**Provided text:**
>> Begin

# A6 Avant wheel advice needed



## Harmon33 (Mar 26, 2011)

Hey All, I'm new here and I'm looking for some advice
I've got a 2001 A6 Avant (silver) with the stock 16 rims currently.
I'd like to update the wheels with 17" or 18" and here's where I'm looking for some advice.

I live in the midwest and deal with snow in the winter, and I'd like to leave the same wheels on year round. I'm not worried about my rims looking pristine, just want to update the overall look of the car, so I realize the winter could be a little hard on them.

I also drive the car a fair amount for work, almost all highway miles (around 150 miles per day avg).

I was originally looking only at 17" rims, preferably the S4 Avus rims or the A4 Sport 5-spoke rims. But then I saw the pic below with the 18" RS6 rims (I think), how sweet is that?

Anyway, just wondering if 18's are feasible year round or if I should just stick with 17's, any advice or pics of your Avant with different types of rims would be greatly appreciated.

>> End

Lines of data
>> Begin

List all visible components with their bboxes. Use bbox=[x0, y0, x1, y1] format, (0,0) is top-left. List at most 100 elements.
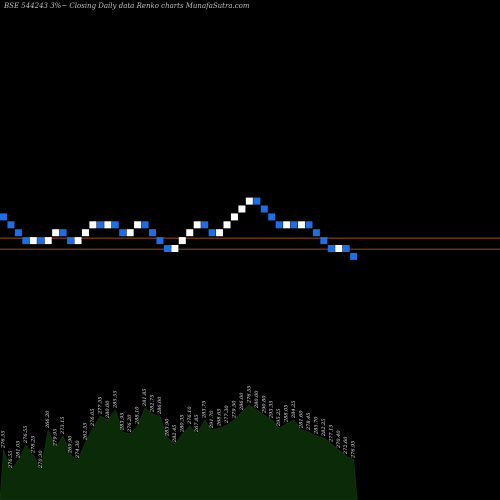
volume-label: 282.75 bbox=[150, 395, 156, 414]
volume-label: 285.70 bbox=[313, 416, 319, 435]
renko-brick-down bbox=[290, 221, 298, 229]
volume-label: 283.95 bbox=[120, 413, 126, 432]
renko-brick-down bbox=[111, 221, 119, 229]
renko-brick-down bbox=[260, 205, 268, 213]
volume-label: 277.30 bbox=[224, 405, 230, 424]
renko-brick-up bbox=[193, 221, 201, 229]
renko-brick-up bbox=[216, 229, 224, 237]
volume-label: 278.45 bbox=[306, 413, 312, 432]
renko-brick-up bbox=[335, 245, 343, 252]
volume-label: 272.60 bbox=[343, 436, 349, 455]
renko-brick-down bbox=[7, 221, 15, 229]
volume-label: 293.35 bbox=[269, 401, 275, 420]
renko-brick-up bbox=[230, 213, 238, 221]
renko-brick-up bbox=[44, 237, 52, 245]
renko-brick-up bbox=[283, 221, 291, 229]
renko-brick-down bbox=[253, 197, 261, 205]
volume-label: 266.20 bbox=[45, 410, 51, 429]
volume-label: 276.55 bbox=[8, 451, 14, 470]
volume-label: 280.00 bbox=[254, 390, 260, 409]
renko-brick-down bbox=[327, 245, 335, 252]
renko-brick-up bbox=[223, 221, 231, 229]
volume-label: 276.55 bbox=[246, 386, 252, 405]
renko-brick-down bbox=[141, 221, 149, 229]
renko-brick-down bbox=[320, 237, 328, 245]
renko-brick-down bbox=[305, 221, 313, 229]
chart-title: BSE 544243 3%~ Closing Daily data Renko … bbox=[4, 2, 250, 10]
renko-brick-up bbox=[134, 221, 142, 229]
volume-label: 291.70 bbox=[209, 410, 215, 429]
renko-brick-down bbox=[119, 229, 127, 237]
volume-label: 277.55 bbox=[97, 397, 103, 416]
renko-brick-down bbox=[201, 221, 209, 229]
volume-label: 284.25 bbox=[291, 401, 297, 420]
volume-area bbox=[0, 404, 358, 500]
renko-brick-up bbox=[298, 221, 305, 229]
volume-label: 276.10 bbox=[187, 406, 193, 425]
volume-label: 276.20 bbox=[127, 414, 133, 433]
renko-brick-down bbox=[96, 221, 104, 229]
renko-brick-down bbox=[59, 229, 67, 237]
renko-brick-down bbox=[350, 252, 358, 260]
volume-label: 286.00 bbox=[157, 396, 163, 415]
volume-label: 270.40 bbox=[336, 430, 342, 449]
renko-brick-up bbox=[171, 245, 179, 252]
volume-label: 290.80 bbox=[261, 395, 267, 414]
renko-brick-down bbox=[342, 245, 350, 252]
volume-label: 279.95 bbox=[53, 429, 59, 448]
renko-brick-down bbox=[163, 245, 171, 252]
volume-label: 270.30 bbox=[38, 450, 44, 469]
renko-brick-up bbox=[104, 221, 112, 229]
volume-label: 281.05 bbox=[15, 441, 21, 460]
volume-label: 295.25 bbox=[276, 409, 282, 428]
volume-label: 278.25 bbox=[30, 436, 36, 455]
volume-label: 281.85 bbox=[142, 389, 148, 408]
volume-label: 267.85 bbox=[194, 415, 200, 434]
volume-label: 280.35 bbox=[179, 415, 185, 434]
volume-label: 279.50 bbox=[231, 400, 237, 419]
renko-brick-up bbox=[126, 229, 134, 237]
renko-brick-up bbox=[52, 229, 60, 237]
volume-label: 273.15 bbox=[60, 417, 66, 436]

>> End

**Exercise tasks:**
**A)** According to the wheel advice thread, about how many miles a day does the poster drive on average?
**B)** Retype everything in the wheel advice thread from "Hey All, I'm" down to "sweet is that?".

**Answers to the exercises:**
**A)** Around 150 miles a day, almost all on the highway.

**B)**
Hey All, I'm new here and I'm looking for some advice
I've got a 2001 A6 Avant (silver) with the stock 16 rims currently.
I'd like to update the wheels with 17" or 18" and here's where I'm looking for some advice.

I live in the midwest and deal with snow in the winter, and I'd like to leave the same wheels on year round. I'm not worried about my rims looking pristine, just want to update the overall look of the car, so I realize the winter could be a little hard on them.

I also drive the car a fair amount for work, almost all highway miles (around 150 miles per day avg).

I was originally looking only at 17" rims, preferably the S4 Avus rims or the A4 Sport 5-spoke rims. But then I saw the pic below with the 18" RS6 rims (I think), how sweet is that?